Instructions for the task »
Can you transcribe every line exactly and leave the pictures behind?

** BEGIN Records provided **

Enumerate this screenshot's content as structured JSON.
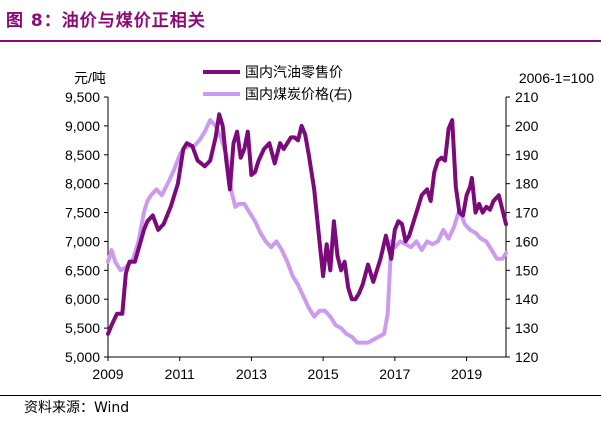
{
  "title": "图 8：油价与煤价正相关",
  "source": "资料来源：Wind",
  "colors": {
    "accent": "#8b0a74",
    "oil": "#7b0a7a",
    "coal": "#cc9bf0"
  },
  "chart_data": {
    "type": "line",
    "left_unit": "元/吨",
    "right_note": "2006-1=100",
    "y_left": {
      "min": 5000,
      "max": 9500,
      "ticks": [
        "5,000",
        "5,500",
        "6,000",
        "6,500",
        "7,000",
        "7,500",
        "8,000",
        "8,500",
        "9,000",
        "9,500"
      ]
    },
    "y_right": {
      "min": 120,
      "max": 210,
      "ticks": [
        "120",
        "130",
        "140",
        "150",
        "160",
        "170",
        "180",
        "190",
        "200",
        "210"
      ]
    },
    "x_range": [
      2009.0,
      2020.1
    ],
    "x_ticks": [
      "2009",
      "2011",
      "2013",
      "2015",
      "2017",
      "2019"
    ],
    "series": [
      {
        "name": "国内汽油零售价",
        "axis": "left",
        "color": "#7b0a7a",
        "x": [
          2009.0,
          2009.1,
          2009.25,
          2009.4,
          2009.5,
          2009.6,
          2009.75,
          2010.0,
          2010.1,
          2010.25,
          2010.4,
          2010.55,
          2010.75,
          2010.95,
          2011.1,
          2011.2,
          2011.35,
          2011.5,
          2011.7,
          2011.85,
          2012.0,
          2012.1,
          2012.2,
          2012.3,
          2012.4,
          2012.5,
          2012.6,
          2012.7,
          2012.8,
          2012.9,
          2013.0,
          2013.1,
          2013.2,
          2013.35,
          2013.5,
          2013.65,
          2013.8,
          2013.9,
          2014.0,
          2014.1,
          2014.2,
          2014.3,
          2014.4,
          2014.5,
          2014.6,
          2014.75,
          2014.9,
          2015.0,
          2015.1,
          2015.2,
          2015.3,
          2015.4,
          2015.5,
          2015.6,
          2015.7,
          2015.8,
          2015.9,
          2016.0,
          2016.1,
          2016.25,
          2016.4,
          2016.5,
          2016.6,
          2016.75,
          2016.9,
          2017.0,
          2017.1,
          2017.2,
          2017.3,
          2017.4,
          2017.5,
          2017.6,
          2017.75,
          2017.9,
          2018.0,
          2018.1,
          2018.2,
          2018.3,
          2018.4,
          2018.5,
          2018.6,
          2018.7,
          2018.8,
          2018.9,
          2019.0,
          2019.1,
          2019.15,
          2019.25,
          2019.35,
          2019.45,
          2019.55,
          2019.65,
          2019.75,
          2019.9,
          2020.0,
          2020.1
        ],
        "values": [
          5400,
          5550,
          5750,
          5750,
          6450,
          6650,
          6650,
          7200,
          7350,
          7450,
          7200,
          7300,
          7600,
          8000,
          8600,
          8700,
          8650,
          8400,
          8300,
          8400,
          8800,
          9200,
          9000,
          8400,
          7900,
          8700,
          8900,
          8450,
          8600,
          8900,
          8150,
          8200,
          8400,
          8600,
          8700,
          8350,
          8700,
          8600,
          8700,
          8800,
          8800,
          8750,
          9000,
          8850,
          8500,
          7900,
          7000,
          6400,
          6950,
          6500,
          7350,
          6750,
          6500,
          6650,
          6200,
          6000,
          6000,
          6100,
          6250,
          6600,
          6300,
          6500,
          6700,
          7100,
          6700,
          7200,
          7350,
          7300,
          7000,
          7100,
          7300,
          7500,
          7800,
          7900,
          7700,
          8200,
          8400,
          8450,
          8400,
          8950,
          9100,
          7950,
          7500,
          7450,
          7800,
          7950,
          8100,
          7500,
          7650,
          7500,
          7600,
          7550,
          7700,
          7800,
          7550,
          7300
        ]
      },
      {
        "name": "国内煤炭价格(右)",
        "axis": "right",
        "color": "#cc9bf0",
        "x": [
          2009.0,
          2009.1,
          2009.2,
          2009.35,
          2009.5,
          2009.7,
          2009.85,
          2010.0,
          2010.1,
          2010.2,
          2010.35,
          2010.5,
          2010.7,
          2010.85,
          2011.0,
          2011.1,
          2011.25,
          2011.4,
          2011.55,
          2011.7,
          2011.85,
          2012.0,
          2012.15,
          2012.3,
          2012.45,
          2012.55,
          2012.65,
          2012.8,
          2012.95,
          2013.1,
          2013.25,
          2013.4,
          2013.55,
          2013.7,
          2013.85,
          2014.0,
          2014.15,
          2014.3,
          2014.45,
          2014.6,
          2014.75,
          2014.9,
          2015.05,
          2015.2,
          2015.35,
          2015.5,
          2015.65,
          2015.8,
          2015.95,
          2016.1,
          2016.25,
          2016.4,
          2016.55,
          2016.7,
          2016.8,
          2016.9,
          2017.0,
          2017.15,
          2017.3,
          2017.45,
          2017.6,
          2017.75,
          2017.9,
          2018.05,
          2018.2,
          2018.35,
          2018.5,
          2018.65,
          2018.8,
          2018.95,
          2019.1,
          2019.25,
          2019.4,
          2019.55,
          2019.7,
          2019.85,
          2020.0,
          2020.1
        ],
        "values": [
          153,
          157,
          153,
          150,
          151,
          154,
          160,
          170,
          174,
          176,
          178,
          176,
          181,
          185,
          190,
          192,
          193,
          193,
          195,
          198,
          202,
          200,
          196,
          190,
          177,
          172,
          173,
          173,
          170,
          167,
          163,
          160,
          158,
          160,
          157,
          153,
          148,
          145,
          141,
          137,
          134,
          136,
          136,
          134,
          131,
          130,
          128,
          127,
          125,
          125,
          125,
          126,
          127,
          128,
          135,
          160,
          158,
          160,
          159,
          158,
          160,
          157,
          160,
          159,
          160,
          164,
          161,
          165,
          171,
          166,
          164,
          163,
          161,
          160,
          157,
          154,
          154,
          156
        ]
      }
    ],
    "legend_position": "top-center"
  }
}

** END Records provided **

Correct result »
Enumerate this screenshot's content as structured JSON.
{
  "title": "图 8：油价与煤价正相关",
  "source": "资料来源：Wind",
  "colors": {
    "accent": "#8b0a74",
    "oil": "#7b0a7a",
    "coal": "#cc9bf0"
  },
  "chart_data": {
    "type": "line",
    "left_unit": "元/吨",
    "right_note": "2006-1=100",
    "y_left": {
      "min": 5000,
      "max": 9500,
      "ticks": [
        "5,000",
        "5,500",
        "6,000",
        "6,500",
        "7,000",
        "7,500",
        "8,000",
        "8,500",
        "9,000",
        "9,500"
      ]
    },
    "y_right": {
      "min": 120,
      "max": 210,
      "ticks": [
        "120",
        "130",
        "140",
        "150",
        "160",
        "170",
        "180",
        "190",
        "200",
        "210"
      ]
    },
    "x_range": [
      2009.0,
      2020.1
    ],
    "x_ticks": [
      "2009",
      "2011",
      "2013",
      "2015",
      "2017",
      "2019"
    ],
    "series": [
      {
        "name": "国内汽油零售价",
        "axis": "left",
        "color": "#7b0a7a",
        "x": [
          2009.0,
          2009.1,
          2009.25,
          2009.4,
          2009.5,
          2009.6,
          2009.75,
          2010.0,
          2010.1,
          2010.25,
          2010.4,
          2010.55,
          2010.75,
          2010.95,
          2011.1,
          2011.2,
          2011.35,
          2011.5,
          2011.7,
          2011.85,
          2012.0,
          2012.1,
          2012.2,
          2012.3,
          2012.4,
          2012.5,
          2012.6,
          2012.7,
          2012.8,
          2012.9,
          2013.0,
          2013.1,
          2013.2,
          2013.35,
          2013.5,
          2013.65,
          2013.8,
          2013.9,
          2014.0,
          2014.1,
          2014.2,
          2014.3,
          2014.4,
          2014.5,
          2014.6,
          2014.75,
          2014.9,
          2015.0,
          2015.1,
          2015.2,
          2015.3,
          2015.4,
          2015.5,
          2015.6,
          2015.7,
          2015.8,
          2015.9,
          2016.0,
          2016.1,
          2016.25,
          2016.4,
          2016.5,
          2016.6,
          2016.75,
          2016.9,
          2017.0,
          2017.1,
          2017.2,
          2017.3,
          2017.4,
          2017.5,
          2017.6,
          2017.75,
          2017.9,
          2018.0,
          2018.1,
          2018.2,
          2018.3,
          2018.4,
          2018.5,
          2018.6,
          2018.7,
          2018.8,
          2018.9,
          2019.0,
          2019.1,
          2019.15,
          2019.25,
          2019.35,
          2019.45,
          2019.55,
          2019.65,
          2019.75,
          2019.9,
          2020.0,
          2020.1
        ],
        "values": [
          5400,
          5550,
          5750,
          5750,
          6450,
          6650,
          6650,
          7200,
          7350,
          7450,
          7200,
          7300,
          7600,
          8000,
          8600,
          8700,
          8650,
          8400,
          8300,
          8400,
          8800,
          9200,
          9000,
          8400,
          7900,
          8700,
          8900,
          8450,
          8600,
          8900,
          8150,
          8200,
          8400,
          8600,
          8700,
          8350,
          8700,
          8600,
          8700,
          8800,
          8800,
          8750,
          9000,
          8850,
          8500,
          7900,
          7000,
          6400,
          6950,
          6500,
          7350,
          6750,
          6500,
          6650,
          6200,
          6000,
          6000,
          6100,
          6250,
          6600,
          6300,
          6500,
          6700,
          7100,
          6700,
          7200,
          7350,
          7300,
          7000,
          7100,
          7300,
          7500,
          7800,
          7900,
          7700,
          8200,
          8400,
          8450,
          8400,
          8950,
          9100,
          7950,
          7500,
          7450,
          7800,
          7950,
          8100,
          7500,
          7650,
          7500,
          7600,
          7550,
          7700,
          7800,
          7550,
          7300
        ]
      },
      {
        "name": "国内煤炭价格(右)",
        "axis": "right",
        "color": "#cc9bf0",
        "x": [
          2009.0,
          2009.1,
          2009.2,
          2009.35,
          2009.5,
          2009.7,
          2009.85,
          2010.0,
          2010.1,
          2010.2,
          2010.35,
          2010.5,
          2010.7,
          2010.85,
          2011.0,
          2011.1,
          2011.25,
          2011.4,
          2011.55,
          2011.7,
          2011.85,
          2012.0,
          2012.15,
          2012.3,
          2012.45,
          2012.55,
          2012.65,
          2012.8,
          2012.95,
          2013.1,
          2013.25,
          2013.4,
          2013.55,
          2013.7,
          2013.85,
          2014.0,
          2014.15,
          2014.3,
          2014.45,
          2014.6,
          2014.75,
          2014.9,
          2015.05,
          2015.2,
          2015.35,
          2015.5,
          2015.65,
          2015.8,
          2015.95,
          2016.1,
          2016.25,
          2016.4,
          2016.55,
          2016.7,
          2016.8,
          2016.9,
          2017.0,
          2017.15,
          2017.3,
          2017.45,
          2017.6,
          2017.75,
          2017.9,
          2018.05,
          2018.2,
          2018.35,
          2018.5,
          2018.65,
          2018.8,
          2018.95,
          2019.1,
          2019.25,
          2019.4,
          2019.55,
          2019.7,
          2019.85,
          2020.0,
          2020.1
        ],
        "values": [
          153,
          157,
          153,
          150,
          151,
          154,
          160,
          170,
          174,
          176,
          178,
          176,
          181,
          185,
          190,
          192,
          193,
          193,
          195,
          198,
          202,
          200,
          196,
          190,
          177,
          172,
          173,
          173,
          170,
          167,
          163,
          160,
          158,
          160,
          157,
          153,
          148,
          145,
          141,
          137,
          134,
          136,
          136,
          134,
          131,
          130,
          128,
          127,
          125,
          125,
          125,
          126,
          127,
          128,
          135,
          160,
          158,
          160,
          159,
          158,
          160,
          157,
          160,
          159,
          160,
          164,
          161,
          165,
          171,
          166,
          164,
          163,
          161,
          160,
          157,
          154,
          154,
          156
        ]
      }
    ],
    "legend_position": "top-center"
  }
}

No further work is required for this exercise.